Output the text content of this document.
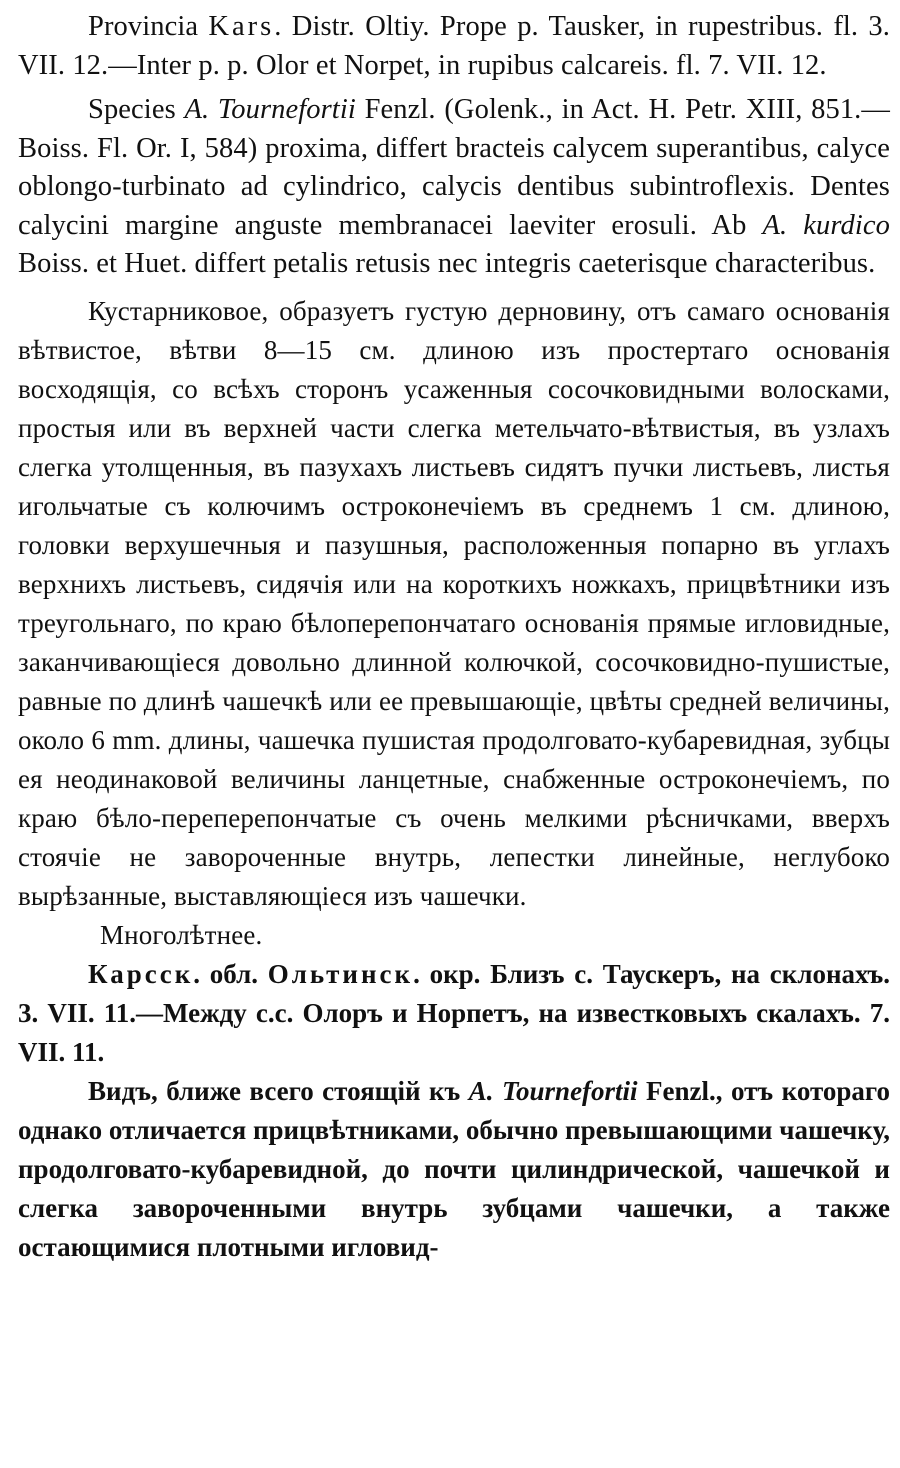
Provincia Kars. Distr. Oltiy. Prope p. Tausker, in rupestribus. fl. 3. VII. 12.—Inter p. p. Olor et Norpet, in rupibus calcareis. fl. 7. VII. 12.

Species A. Tournefortii Fenzl. (Golenk., in Act. H. Petr. XIII, 851.—Boiss. Fl. Or. I, 584) proxima, differt bracteis calycem superantibus, calyce oblongo-turbinato ad cylindrico, calycis dentibus subintroflexis. Dentes calycini margine anguste membranacei laeviter erosuli. Ab A. kurdico Boiss. et Huet. differt petalis retusis nec integris caeterisque characteribus.

Кустарниковое, образуетъ густую дерновину, отъ самаго основанія вѣтвистое, вѣтви 8—15 см. длиною изъ простертаго основанія восходящія, со всѣхъ сторонъ усаженныя сосочковидными волосками, простыя или въ верхней части слегка метельчато-вѣтвистыя, въ узлахъ слегка утолщенныя, въ пазухахъ листьевъ сидятъ пучки листьевъ, листья игольчатые съ колючимъ остроконечіемъ въ среднемъ 1 см. длиною, головки верхушечныя и пазушныя, расположенныя попарно въ углахъ верхнихъ листьевъ, сидячія или на короткихъ ножкахъ, прицвѣтники изъ треугольнаго, по краю бѣлоперепончатаго основанія прямые игловидные, заканчивающіеся довольно длинной колючкой, сосочковидно-пушистые, равные по длинѣ чашечкѣ или ее превышающіе, цвѣты средней величины, около 6 mm. длины, чашечка пушистая продолговато-кубаревидная, зубцы ея неодинаковой величины ланцетные, снабженные остроконечіемъ, по краю бѣло-переперепончатые съ очень мелкими рѣсничками, вверхъ стоячіе не завороченные внутрь, лепестки линейные, неглубоко вырѣзанные, выставляющіеся изъ чашечки.

Многолѣтнее.

Карсск. обл. Ольтинск. окр. Близъ с. Таускеръ, на склонахъ. 3. VII. 11.—Между с.с. Олоръ и Норпетъ, на известковыхъ скалахъ. 7. VII. 11.

Видъ, ближе всего стоящій къ A. Tournefortii Fenzl., отъ котораго однако отличается прицвѣтниками, обычно превышающими чашечку, продолговато-кубаревидной, до почти цилиндрической, чашечкой и слегка завороченными внутрь зубцами чашечки, а также остающимися плотными игловид-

────────────────────

- [Exercise prompt]: Skip the pictures and transcribe the rest of the records exactly.

- [In response]:
Output the text content of this document.
Provincia Kars. Distr. Oltiy. Prope p. Tausker, in rupestribus. fl. 3. VII. 12.—Inter p. p. Olor et Norpet, in rupibus calcareis. fl. 7. VII. 12.

Species A. Tournefortii Fenzl. (Golenk., in Act. H. Petr. XIII, 851.—Boiss. Fl. Or. I, 584) proxima, differt bracteis calycem superantibus, calyce oblongo-turbinato ad cylindrico, calycis dentibus subintroflexis. Dentes calycini margine anguste membranacei laeviter erosuli. Ab A. kurdico Boiss. et Huet. differt petalis retusis nec integris caeterisque characteribus.

Кустарниковое, образуетъ густую дерновину, отъ самаго основанія вѣтвистое, вѣтви 8—15 см. длиною изъ простертаго основанія восходящія, со всѣхъ сторонъ усаженныя сосочковидными волосками, простыя или въ верхней части слегка метельчато-вѣтвистыя, въ узлахъ слегка утолщенныя, въ пазухахъ листьевъ сидятъ пучки листьевъ, листья игольчатые съ колючимъ остроконечіемъ въ среднемъ 1 см. длиною, головки верхушечныя и пазушныя, расположенныя попарно въ углахъ верхнихъ листьевъ, сидячія или на короткихъ ножкахъ, прицвѣтники изъ треугольнаго, по краю бѣлоперепончатаго основанія прямые игловидные, заканчивающіеся довольно длинной колючкой, сосочковидно-пушистые, равные по длинѣ чашечкѣ или ее превышающіе, цвѣты средней величины, около 6 mm. длины, чашечка пушистая продолговато-кубаревидная, зубцы ея неодинаковой величины ланцетные, снабженные остроконечіемъ, по краю бѣло-переперепончатые съ очень мелкими рѣсничками, вверхъ стоячіе не завороченные внутрь, лепестки линейные, неглубоко вырѣзанные, выставляющіеся изъ чашечки.

Многолѣтнее.

Карсск. обл. Ольтинск. окр. Близъ с. Таускеръ, на склонахъ. 3. VII. 11.—Между с.с. Олоръ и Норпетъ, на известковыхъ скалахъ. 7. VII. 11.

Видъ, ближе всего стоящій къ A. Tournefortii Fenzl., отъ котораго однако отличается прицвѣтниками, обычно превышающими чашечку, продолговато-кубаревидной, до почти цилиндрической, чашечкой и слегка завороченными внутрь зубцами чашечки, а также остающимися плотными игловид-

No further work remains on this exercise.